*Provided entries*.

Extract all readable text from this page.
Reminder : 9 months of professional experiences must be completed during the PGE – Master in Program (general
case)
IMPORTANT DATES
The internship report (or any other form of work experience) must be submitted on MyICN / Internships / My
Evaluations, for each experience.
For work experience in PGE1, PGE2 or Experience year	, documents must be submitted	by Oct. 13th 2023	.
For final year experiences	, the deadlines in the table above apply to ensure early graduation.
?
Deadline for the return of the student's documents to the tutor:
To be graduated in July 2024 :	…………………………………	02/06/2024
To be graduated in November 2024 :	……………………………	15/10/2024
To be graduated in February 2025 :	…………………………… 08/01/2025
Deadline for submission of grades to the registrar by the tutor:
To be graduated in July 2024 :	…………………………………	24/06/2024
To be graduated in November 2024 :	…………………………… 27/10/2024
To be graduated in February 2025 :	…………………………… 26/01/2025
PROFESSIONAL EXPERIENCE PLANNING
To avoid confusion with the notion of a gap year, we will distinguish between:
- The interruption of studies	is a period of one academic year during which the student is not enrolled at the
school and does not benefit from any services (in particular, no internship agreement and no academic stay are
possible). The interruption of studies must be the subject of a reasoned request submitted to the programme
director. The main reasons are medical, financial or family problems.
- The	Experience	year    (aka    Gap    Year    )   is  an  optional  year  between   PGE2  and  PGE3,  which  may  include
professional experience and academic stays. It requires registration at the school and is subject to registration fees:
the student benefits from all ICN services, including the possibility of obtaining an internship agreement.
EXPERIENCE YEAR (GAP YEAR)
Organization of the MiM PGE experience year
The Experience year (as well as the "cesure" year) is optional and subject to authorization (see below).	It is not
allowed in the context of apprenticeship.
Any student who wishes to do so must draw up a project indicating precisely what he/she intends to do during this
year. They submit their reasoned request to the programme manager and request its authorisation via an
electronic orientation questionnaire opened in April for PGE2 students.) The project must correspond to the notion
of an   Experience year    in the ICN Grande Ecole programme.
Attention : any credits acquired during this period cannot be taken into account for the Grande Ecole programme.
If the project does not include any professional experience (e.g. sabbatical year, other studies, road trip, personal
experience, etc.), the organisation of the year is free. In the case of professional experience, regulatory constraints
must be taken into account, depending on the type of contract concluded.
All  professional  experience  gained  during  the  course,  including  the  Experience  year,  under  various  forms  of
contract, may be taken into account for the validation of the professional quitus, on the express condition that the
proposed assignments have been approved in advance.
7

*Problem statement*.
Reproduce the full listing exactly.

*Answer for this exercise*.
Extract all readable text from this page.
Reminder : 9 months of professional experiences must be completed during the PGE – Master in Program (general
case)
IMPORTANT DATES
The internship report (or any other form of work experience) must be submitted on MyICN / Internships / My
Evaluations, for each experience.
For work experience in PGE1, PGE2 or Experience year	, documents must be submitted	by Oct. 13th 2023	.
For final year experiences	, the deadlines in the table above apply to ensure early graduation.
?
Deadline for the return of the student's documents to the tutor:
To be graduated in July 2024 :	…………………………………	02/06/2024
To be graduated in November 2024 :	……………………………	15/10/2024
To be graduated in February 2025 :	…………………………… 08/01/2025
Deadline for submission of grades to the registrar by the tutor:
To be graduated in July 2024 :	…………………………………	24/06/2024
To be graduated in November 2024 :	…………………………… 27/10/2024
To be graduated in February 2025 :	…………………………… 26/01/2025
PROFESSIONAL EXPERIENCE PLANNING
To avoid confusion with the notion of a gap year, we will distinguish between:
- The interruption of studies	is a period of one academic year during which the student is not enrolled at the
school and does not benefit from any services (in particular, no internship agreement and no academic stay are
possible). The interruption of studies must be the subject of a reasoned request submitted to the programme
director. The main reasons are medical, financial or family problems.
- The	Experience	year    (aka    Gap    Year    )   is  an  optional  year  between   PGE2  and  PGE3,  which  may  include
professional experience and academic stays. It requires registration at the school and is subject to registration fees:
the student benefits from all ICN services, including the possibility of obtaining an internship agreement.
EXPERIENCE YEAR (GAP YEAR)
Organization of the MiM PGE experience year
The Experience year (as well as the "cesure" year) is optional and subject to authorization (see below).	It is not
allowed in the context of apprenticeship.
Any student who wishes to do so must draw up a project indicating precisely what he/she intends to do during this
year. They submit their reasoned request to the programme manager and request its authorisation via an
electronic orientation questionnaire opened in April for PGE2 students.) The project must correspond to the notion
of an   Experience year    in the ICN Grande Ecole programme.
Attention : any credits acquired during this period cannot be taken into account for the Grande Ecole programme.
If the project does not include any professional experience (e.g. sabbatical year, other studies, road trip, personal
experience, etc.), the organisation of the year is free. In the case of professional experience, regulatory constraints
must be taken into account, depending on the type of contract concluded.
All  professional  experience  gained  during  the  course,  including  the  Experience  year,  under  various  forms  of
contract, may be taken into account for the validation of the professional quitus, on the express condition that the
proposed assignments have been approved in advance.
7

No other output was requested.